Stated goal
Copy out all lines that hold "основные".

Materials provided
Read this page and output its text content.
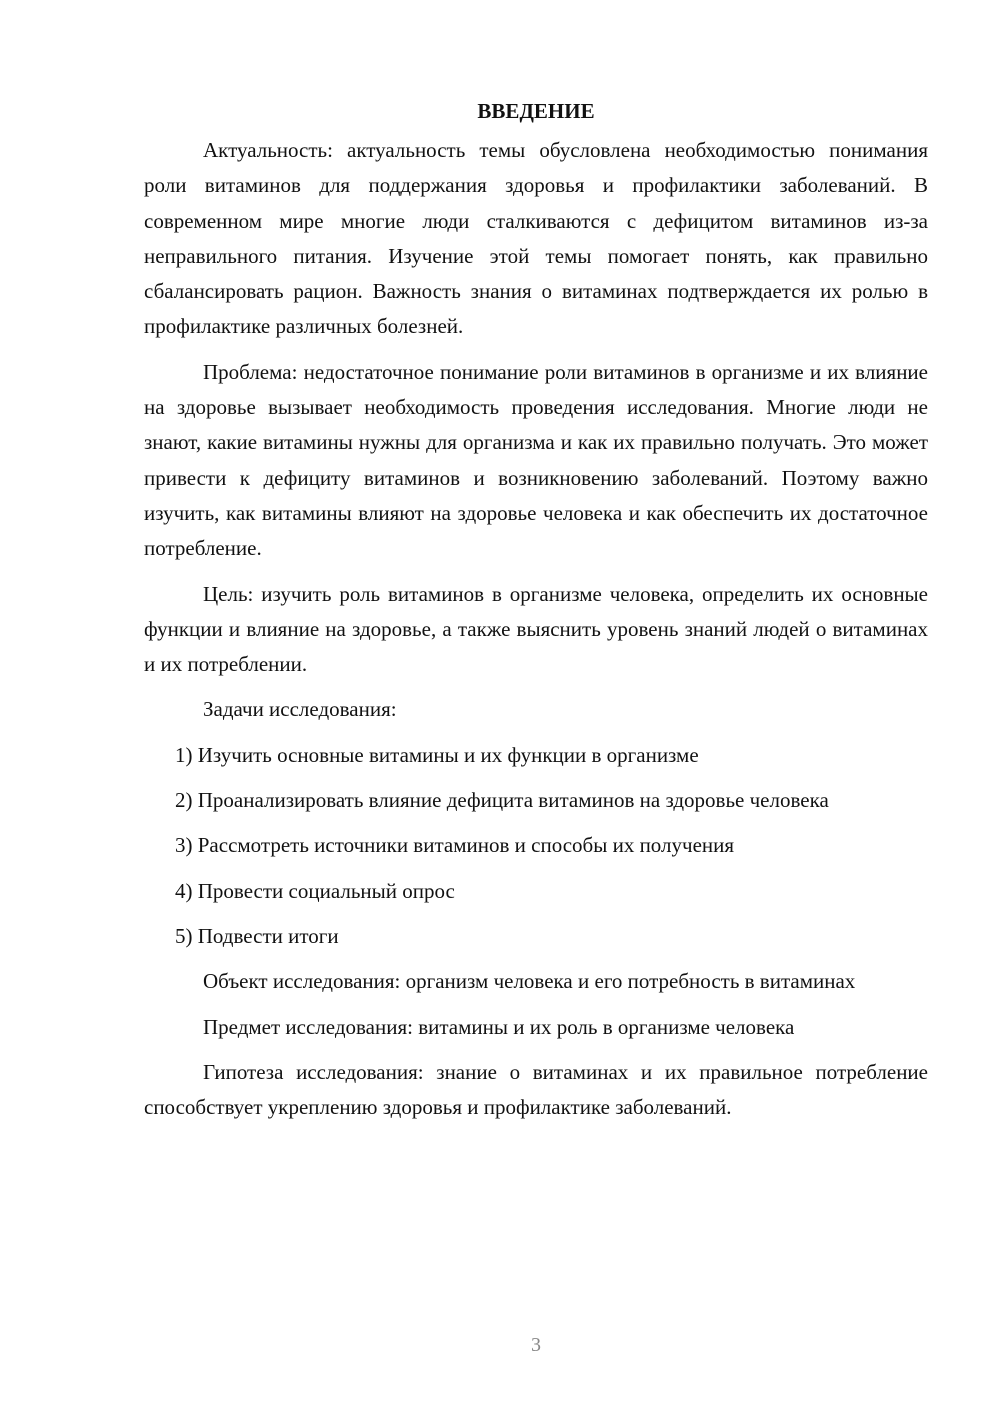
ВВЕДЕНИЕ

Актуальность: актуальность темы обусловлена необходимостью понимания роли витаминов для поддержания здоровья и профилактики заболеваний. В современном мире многие люди сталкиваются с дефицитом витаминов из-за неправильного питания. Изучение этой темы помогает понять, как правильно сбалансировать рацион. Важность знания о витаминах подтверждается их ролью в профилактике различных болезней.

Проблема: недостаточное понимание роли витаминов в организме и их влияние на здоровье вызывает необходимость проведения исследования. Многие люди не знают, какие витамины нужны для организма и как их правильно получать. Это может привести к дефициту витаминов и возникновению заболеваний. Поэтому важно изучить, как витамины влияют на здоровье человека и как обеспечить их достаточное потребление.

Цель: изучить роль витаминов в организме человека, определить их основные функции и влияние на здоровье, а также выяснить уровень знаний людей о витаминах и их потреблении.

Задачи исследования:

1) Изучить основные витамины и их функции в организме

2) Проанализировать влияние дефицита витаминов на здоровье человека

3) Рассмотреть источники витаминов и способы их получения

4) Провести социальный опрос

5) Подвести итоги

Объект исследования: организм человека и его потребность в витаминах

Предмет исследования: витамины и их роль в организме человека

Гипотеза исследования: знание о витаминах и их правильное потребление способствует укреплению здоровья и профилактике заболеваний.

3
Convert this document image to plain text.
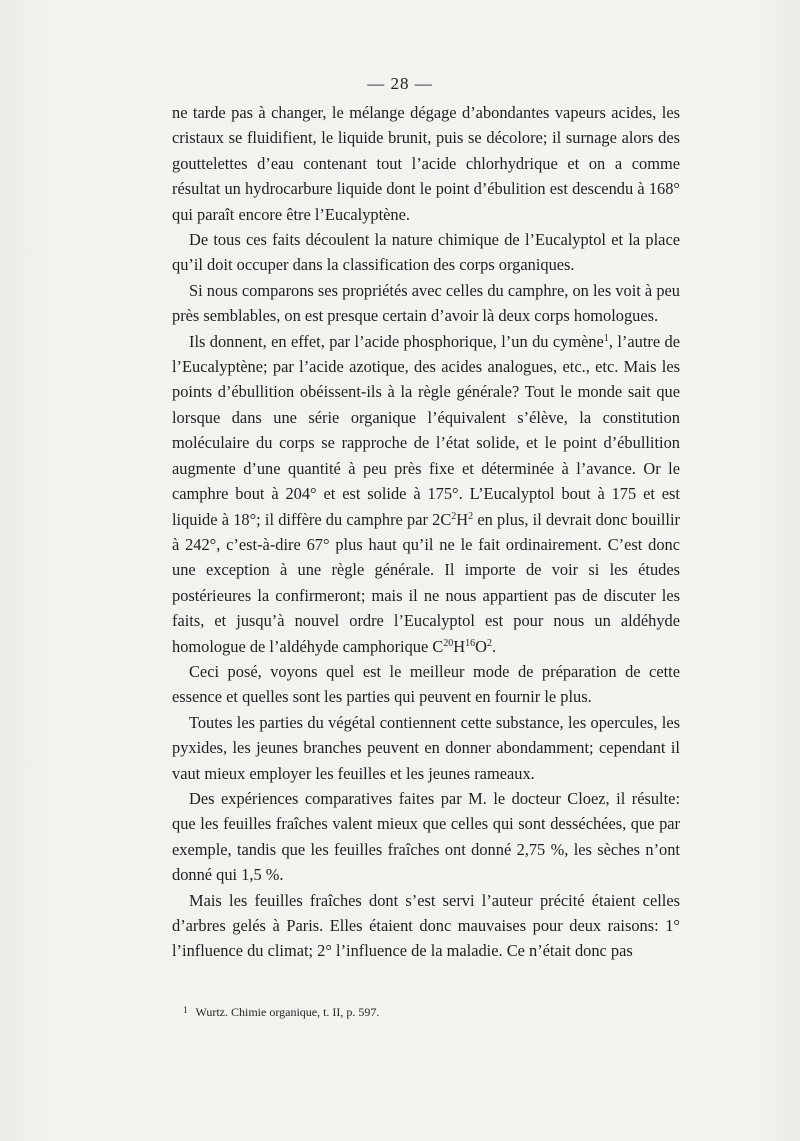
— 28 —

ne tarde pas à changer, le mélange dégage d’abondantes vapeurs acides, les cristaux se fluidifient, le liquide brunit, puis se décolore; il surnage alors des gouttelettes d’eau contenant tout l’acide chlorhydrique et on a comme résultat un hydrocarbure liquide dont le point d’ébulition est descendu à 168° qui paraît encore être l’Eucalyptène.

De tous ces faits découlent la nature chimique de l’Eucalyptol et la place qu’il doit occuper dans la classification des corps organiques.

Si nous comparons ses propriétés avec celles du camphre, on les voit à peu près semblables, on est presque certain d’avoir là deux corps homologues.

Ils donnent, en effet, par l’acide phosphorique, l’un du cymène$^1$, l’autre de l’Eucalyptène; par l’acide azotique, des acides analogues, etc., etc. Mais les points d’ébullition obéissent-ils à la règle générale? Tout le monde sait que lorsque dans une série organique l’équivalent s’élève, la constitution moléculaire du corps se rapproche de l’état solide, et le point d’ébullition augmente d’une quantité à peu près fixe et déterminée à l’avance. Or le camphre bout à 204° et est solide à 175°. L’Eucalyptol bout à 175 et est liquide à 18°; il diffère du camphre par $2C^2H^2$ en plus, il devrait donc bouillir à 242°, c’est-à-dire 67° plus haut qu’il ne le fait ordinairement. C’est donc une exception à une règle générale. Il importe de voir si les études postérieures la confirmeront; mais il ne nous appartient pas de discuter les faits, et jusqu’à nouvel ordre l’Eucalyptol est pour nous un aldéhyde homologue de l’aldéhyde camphorique $C^{20}H^{16}O^2$.

Ceci posé, voyons quel est le meilleur mode de préparation de cette essence et quelles sont les parties qui peuvent en fournir le plus.

Toutes les parties du végétal contiennent cette substance, les opercules, les pyxides, les jeunes branches peuvent en donner abondamment; cependant il vaut mieux employer les feuilles et les jeunes rameaux.

Des expériences comparatives faites par M. le docteur Cloez, il résulte: que les feuilles fraîches valent mieux que celles qui sont desséchées, que par exemple, tandis que les feuilles fraîches ont donné 2,75 %, les sèches n’ont donné qui 1,5 %.

Mais les feuilles fraîches dont s’est servi l’auteur précité étaient celles d’arbres gelés à Paris. Elles étaient donc mauvaises pour deux raisons: 1° l’influence du climat; 2° l’influence de la maladie. Ce n’était donc pas

$^1$ Wurtz. Chimie organique, t. II, p. 597.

Correct answer
Цель: изучить роль витаминов в организме человека, определить их основные функции и влияние на здоровье, а также выяснить уровень знаний людей о витаминах и их потреблении.
1) Изучить основные витамины и их функции в организме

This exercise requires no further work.